TASK DIRECTIONS
Every entry here needs to be repeated exactly.

STORED DATA
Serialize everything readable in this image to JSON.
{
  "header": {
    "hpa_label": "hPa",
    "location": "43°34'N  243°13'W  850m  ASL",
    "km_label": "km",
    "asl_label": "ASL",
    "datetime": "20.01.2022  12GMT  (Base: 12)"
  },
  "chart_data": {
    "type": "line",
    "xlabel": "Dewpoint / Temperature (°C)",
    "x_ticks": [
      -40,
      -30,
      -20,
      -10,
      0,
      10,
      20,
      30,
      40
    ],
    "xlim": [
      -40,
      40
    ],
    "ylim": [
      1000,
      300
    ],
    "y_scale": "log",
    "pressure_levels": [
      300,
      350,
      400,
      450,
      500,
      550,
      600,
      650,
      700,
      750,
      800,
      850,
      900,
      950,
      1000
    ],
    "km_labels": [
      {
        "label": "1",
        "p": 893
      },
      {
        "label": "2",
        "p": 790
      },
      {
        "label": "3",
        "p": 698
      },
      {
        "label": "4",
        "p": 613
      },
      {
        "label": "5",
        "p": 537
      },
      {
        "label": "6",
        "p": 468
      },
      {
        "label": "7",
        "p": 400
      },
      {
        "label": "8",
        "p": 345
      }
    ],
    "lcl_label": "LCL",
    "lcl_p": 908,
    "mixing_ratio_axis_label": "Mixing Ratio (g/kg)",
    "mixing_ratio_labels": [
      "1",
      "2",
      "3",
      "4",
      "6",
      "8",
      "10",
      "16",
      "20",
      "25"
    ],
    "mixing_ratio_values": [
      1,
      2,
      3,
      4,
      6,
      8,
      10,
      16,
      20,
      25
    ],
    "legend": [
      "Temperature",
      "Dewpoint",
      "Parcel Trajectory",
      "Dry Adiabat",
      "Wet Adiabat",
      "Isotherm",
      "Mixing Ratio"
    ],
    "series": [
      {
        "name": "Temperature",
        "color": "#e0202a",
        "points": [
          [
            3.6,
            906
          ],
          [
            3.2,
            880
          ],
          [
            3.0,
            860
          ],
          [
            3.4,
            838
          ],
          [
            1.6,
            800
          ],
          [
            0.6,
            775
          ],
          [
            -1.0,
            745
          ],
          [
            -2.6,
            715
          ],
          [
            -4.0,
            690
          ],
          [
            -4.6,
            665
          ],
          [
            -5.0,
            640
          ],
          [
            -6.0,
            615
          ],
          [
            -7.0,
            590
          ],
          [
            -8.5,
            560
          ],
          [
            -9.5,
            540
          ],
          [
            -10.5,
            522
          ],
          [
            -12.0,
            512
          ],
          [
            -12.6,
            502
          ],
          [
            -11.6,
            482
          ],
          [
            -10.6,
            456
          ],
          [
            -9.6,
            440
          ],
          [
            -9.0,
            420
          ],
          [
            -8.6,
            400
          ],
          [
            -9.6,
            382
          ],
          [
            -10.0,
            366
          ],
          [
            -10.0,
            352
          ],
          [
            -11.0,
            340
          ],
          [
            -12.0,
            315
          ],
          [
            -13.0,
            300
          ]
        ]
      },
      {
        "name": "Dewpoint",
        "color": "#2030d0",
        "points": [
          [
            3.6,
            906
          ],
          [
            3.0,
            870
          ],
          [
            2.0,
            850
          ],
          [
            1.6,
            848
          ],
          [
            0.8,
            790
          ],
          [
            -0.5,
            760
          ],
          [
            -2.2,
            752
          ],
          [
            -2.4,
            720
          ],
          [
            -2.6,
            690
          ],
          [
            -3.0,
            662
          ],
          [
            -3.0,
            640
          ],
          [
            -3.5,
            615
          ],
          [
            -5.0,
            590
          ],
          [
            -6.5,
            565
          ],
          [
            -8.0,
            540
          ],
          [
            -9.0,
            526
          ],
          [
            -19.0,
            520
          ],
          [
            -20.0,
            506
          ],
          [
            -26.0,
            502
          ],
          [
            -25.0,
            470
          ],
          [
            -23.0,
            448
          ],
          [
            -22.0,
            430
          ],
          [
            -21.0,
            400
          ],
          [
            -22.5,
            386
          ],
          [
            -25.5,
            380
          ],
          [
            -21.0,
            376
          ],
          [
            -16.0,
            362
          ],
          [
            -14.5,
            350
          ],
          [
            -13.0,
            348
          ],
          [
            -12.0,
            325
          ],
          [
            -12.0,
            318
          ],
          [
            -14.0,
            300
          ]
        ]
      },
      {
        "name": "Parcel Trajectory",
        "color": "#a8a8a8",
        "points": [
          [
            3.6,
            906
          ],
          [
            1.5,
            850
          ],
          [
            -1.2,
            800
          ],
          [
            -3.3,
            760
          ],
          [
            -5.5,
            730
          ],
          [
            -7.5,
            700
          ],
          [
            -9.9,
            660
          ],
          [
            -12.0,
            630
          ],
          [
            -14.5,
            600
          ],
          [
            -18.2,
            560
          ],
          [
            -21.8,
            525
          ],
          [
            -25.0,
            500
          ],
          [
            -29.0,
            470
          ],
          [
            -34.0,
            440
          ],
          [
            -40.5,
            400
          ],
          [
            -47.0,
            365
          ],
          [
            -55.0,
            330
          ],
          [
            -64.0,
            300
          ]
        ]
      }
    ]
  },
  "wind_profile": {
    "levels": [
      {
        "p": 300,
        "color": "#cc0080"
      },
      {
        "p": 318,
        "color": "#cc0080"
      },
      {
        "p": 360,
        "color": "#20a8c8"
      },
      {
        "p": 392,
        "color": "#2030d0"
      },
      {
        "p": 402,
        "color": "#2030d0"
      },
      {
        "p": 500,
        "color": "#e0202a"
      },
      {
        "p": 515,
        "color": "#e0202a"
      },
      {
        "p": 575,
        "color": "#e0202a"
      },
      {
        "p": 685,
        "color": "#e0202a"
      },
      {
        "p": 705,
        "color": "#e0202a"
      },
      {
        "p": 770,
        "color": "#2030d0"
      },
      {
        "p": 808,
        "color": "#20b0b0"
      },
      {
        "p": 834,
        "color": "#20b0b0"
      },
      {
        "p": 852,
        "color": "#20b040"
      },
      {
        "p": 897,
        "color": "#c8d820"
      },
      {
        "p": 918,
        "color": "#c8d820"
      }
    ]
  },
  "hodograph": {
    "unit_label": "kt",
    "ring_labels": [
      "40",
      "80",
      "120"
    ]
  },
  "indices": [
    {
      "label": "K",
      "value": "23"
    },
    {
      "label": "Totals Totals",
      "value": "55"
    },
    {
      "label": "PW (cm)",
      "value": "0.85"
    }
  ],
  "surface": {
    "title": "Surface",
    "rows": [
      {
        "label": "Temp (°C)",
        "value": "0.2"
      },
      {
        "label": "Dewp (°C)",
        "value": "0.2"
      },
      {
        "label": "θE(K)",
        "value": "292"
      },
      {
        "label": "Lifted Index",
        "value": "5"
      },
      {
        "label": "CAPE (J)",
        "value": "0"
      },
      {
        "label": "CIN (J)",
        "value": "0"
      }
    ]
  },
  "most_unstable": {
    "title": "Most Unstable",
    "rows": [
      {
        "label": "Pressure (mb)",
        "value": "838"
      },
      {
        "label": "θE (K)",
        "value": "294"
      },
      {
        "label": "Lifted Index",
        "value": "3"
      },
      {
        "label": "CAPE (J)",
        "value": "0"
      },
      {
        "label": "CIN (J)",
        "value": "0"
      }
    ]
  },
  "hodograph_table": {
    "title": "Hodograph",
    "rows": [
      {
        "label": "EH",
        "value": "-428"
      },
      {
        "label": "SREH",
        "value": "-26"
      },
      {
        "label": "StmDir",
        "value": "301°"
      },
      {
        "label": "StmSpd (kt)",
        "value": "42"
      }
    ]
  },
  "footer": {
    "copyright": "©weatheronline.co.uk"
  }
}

OUTPUT FOR THIS TASK
Serialize everything readable in this image to JSON.
{
  "header": {
    "hpa_label": "hPa",
    "location": "43°34'N  243°13'W  850m  ASL",
    "km_label": "km",
    "asl_label": "ASL",
    "datetime": "20.01.2022  12GMT  (Base: 12)"
  },
  "chart_data": {
    "type": "line",
    "xlabel": "Dewpoint / Temperature (°C)",
    "x_ticks": [
      -40,
      -30,
      -20,
      -10,
      0,
      10,
      20,
      30,
      40
    ],
    "xlim": [
      -40,
      40
    ],
    "ylim": [
      1000,
      300
    ],
    "y_scale": "log",
    "pressure_levels": [
      300,
      350,
      400,
      450,
      500,
      550,
      600,
      650,
      700,
      750,
      800,
      850,
      900,
      950,
      1000
    ],
    "km_labels": [
      {
        "label": "1",
        "p": 893
      },
      {
        "label": "2",
        "p": 790
      },
      {
        "label": "3",
        "p": 698
      },
      {
        "label": "4",
        "p": 613
      },
      {
        "label": "5",
        "p": 537
      },
      {
        "label": "6",
        "p": 468
      },
      {
        "label": "7",
        "p": 400
      },
      {
        "label": "8",
        "p": 345
      }
    ],
    "lcl_label": "LCL",
    "lcl_p": 908,
    "mixing_ratio_axis_label": "Mixing Ratio (g/kg)",
    "mixing_ratio_labels": [
      "1",
      "2",
      "3",
      "4",
      "6",
      "8",
      "10",
      "16",
      "20",
      "25"
    ],
    "mixing_ratio_values": [
      1,
      2,
      3,
      4,
      6,
      8,
      10,
      16,
      20,
      25
    ],
    "legend": [
      "Temperature",
      "Dewpoint",
      "Parcel Trajectory",
      "Dry Adiabat",
      "Wet Adiabat",
      "Isotherm",
      "Mixing Ratio"
    ],
    "series": [
      {
        "name": "Temperature",
        "color": "#e0202a",
        "points": [
          [
            3.6,
            906
          ],
          [
            3.2,
            880
          ],
          [
            3.0,
            860
          ],
          [
            3.4,
            838
          ],
          [
            1.6,
            800
          ],
          [
            0.6,
            775
          ],
          [
            -1.0,
            745
          ],
          [
            -2.6,
            715
          ],
          [
            -4.0,
            690
          ],
          [
            -4.6,
            665
          ],
          [
            -5.0,
            640
          ],
          [
            -6.0,
            615
          ],
          [
            -7.0,
            590
          ],
          [
            -8.5,
            560
          ],
          [
            -9.5,
            540
          ],
          [
            -10.5,
            522
          ],
          [
            -12.0,
            512
          ],
          [
            -12.6,
            502
          ],
          [
            -11.6,
            482
          ],
          [
            -10.6,
            456
          ],
          [
            -9.6,
            440
          ],
          [
            -9.0,
            420
          ],
          [
            -8.6,
            400
          ],
          [
            -9.6,
            382
          ],
          [
            -10.0,
            366
          ],
          [
            -10.0,
            352
          ],
          [
            -11.0,
            340
          ],
          [
            -12.0,
            315
          ],
          [
            -13.0,
            300
          ]
        ]
      },
      {
        "name": "Dewpoint",
        "color": "#2030d0",
        "points": [
          [
            3.6,
            906
          ],
          [
            3.0,
            870
          ],
          [
            2.0,
            850
          ],
          [
            1.6,
            848
          ],
          [
            0.8,
            790
          ],
          [
            -0.5,
            760
          ],
          [
            -2.2,
            752
          ],
          [
            -2.4,
            720
          ],
          [
            -2.6,
            690
          ],
          [
            -3.0,
            662
          ],
          [
            -3.0,
            640
          ],
          [
            -3.5,
            615
          ],
          [
            -5.0,
            590
          ],
          [
            -6.5,
            565
          ],
          [
            -8.0,
            540
          ],
          [
            -9.0,
            526
          ],
          [
            -19.0,
            520
          ],
          [
            -20.0,
            506
          ],
          [
            -26.0,
            502
          ],
          [
            -25.0,
            470
          ],
          [
            -23.0,
            448
          ],
          [
            -22.0,
            430
          ],
          [
            -21.0,
            400
          ],
          [
            -22.5,
            386
          ],
          [
            -25.5,
            380
          ],
          [
            -21.0,
            376
          ],
          [
            -16.0,
            362
          ],
          [
            -14.5,
            350
          ],
          [
            -13.0,
            348
          ],
          [
            -12.0,
            325
          ],
          [
            -12.0,
            318
          ],
          [
            -14.0,
            300
          ]
        ]
      },
      {
        "name": "Parcel Trajectory",
        "color": "#a8a8a8",
        "points": [
          [
            3.6,
            906
          ],
          [
            1.5,
            850
          ],
          [
            -1.2,
            800
          ],
          [
            -3.3,
            760
          ],
          [
            -5.5,
            730
          ],
          [
            -7.5,
            700
          ],
          [
            -9.9,
            660
          ],
          [
            -12.0,
            630
          ],
          [
            -14.5,
            600
          ],
          [
            -18.2,
            560
          ],
          [
            -21.8,
            525
          ],
          [
            -25.0,
            500
          ],
          [
            -29.0,
            470
          ],
          [
            -34.0,
            440
          ],
          [
            -40.5,
            400
          ],
          [
            -47.0,
            365
          ],
          [
            -55.0,
            330
          ],
          [
            -64.0,
            300
          ]
        ]
      }
    ]
  },
  "wind_profile": {
    "levels": [
      {
        "p": 300,
        "color": "#cc0080"
      },
      {
        "p": 318,
        "color": "#cc0080"
      },
      {
        "p": 360,
        "color": "#20a8c8"
      },
      {
        "p": 392,
        "color": "#2030d0"
      },
      {
        "p": 402,
        "color": "#2030d0"
      },
      {
        "p": 500,
        "color": "#e0202a"
      },
      {
        "p": 515,
        "color": "#e0202a"
      },
      {
        "p": 575,
        "color": "#e0202a"
      },
      {
        "p": 685,
        "color": "#e0202a"
      },
      {
        "p": 705,
        "color": "#e0202a"
      },
      {
        "p": 770,
        "color": "#2030d0"
      },
      {
        "p": 808,
        "color": "#20b0b0"
      },
      {
        "p": 834,
        "color": "#20b0b0"
      },
      {
        "p": 852,
        "color": "#20b040"
      },
      {
        "p": 897,
        "color": "#c8d820"
      },
      {
        "p": 918,
        "color": "#c8d820"
      }
    ]
  },
  "hodograph": {
    "unit_label": "kt",
    "ring_labels": [
      "40",
      "80",
      "120"
    ]
  },
  "indices": [
    {
      "label": "K",
      "value": "23"
    },
    {
      "label": "Totals Totals",
      "value": "55"
    },
    {
      "label": "PW (cm)",
      "value": "0.85"
    }
  ],
  "surface": {
    "title": "Surface",
    "rows": [
      {
        "label": "Temp (°C)",
        "value": "0.2"
      },
      {
        "label": "Dewp (°C)",
        "value": "0.2"
      },
      {
        "label": "θE(K)",
        "value": "292"
      },
      {
        "label": "Lifted Index",
        "value": "5"
      },
      {
        "label": "CAPE (J)",
        "value": "0"
      },
      {
        "label": "CIN (J)",
        "value": "0"
      }
    ]
  },
  "most_unstable": {
    "title": "Most Unstable",
    "rows": [
      {
        "label": "Pressure (mb)",
        "value": "838"
      },
      {
        "label": "θE (K)",
        "value": "294"
      },
      {
        "label": "Lifted Index",
        "value": "3"
      },
      {
        "label": "CAPE (J)",
        "value": "0"
      },
      {
        "label": "CIN (J)",
        "value": "0"
      }
    ]
  },
  "hodograph_table": {
    "title": "Hodograph",
    "rows": [
      {
        "label": "EH",
        "value": "-428"
      },
      {
        "label": "SREH",
        "value": "-26"
      },
      {
        "label": "StmDir",
        "value": "301°"
      },
      {
        "label": "StmSpd (kt)",
        "value": "42"
      }
    ]
  },
  "footer": {
    "copyright": "©weatheronline.co.uk"
  }
}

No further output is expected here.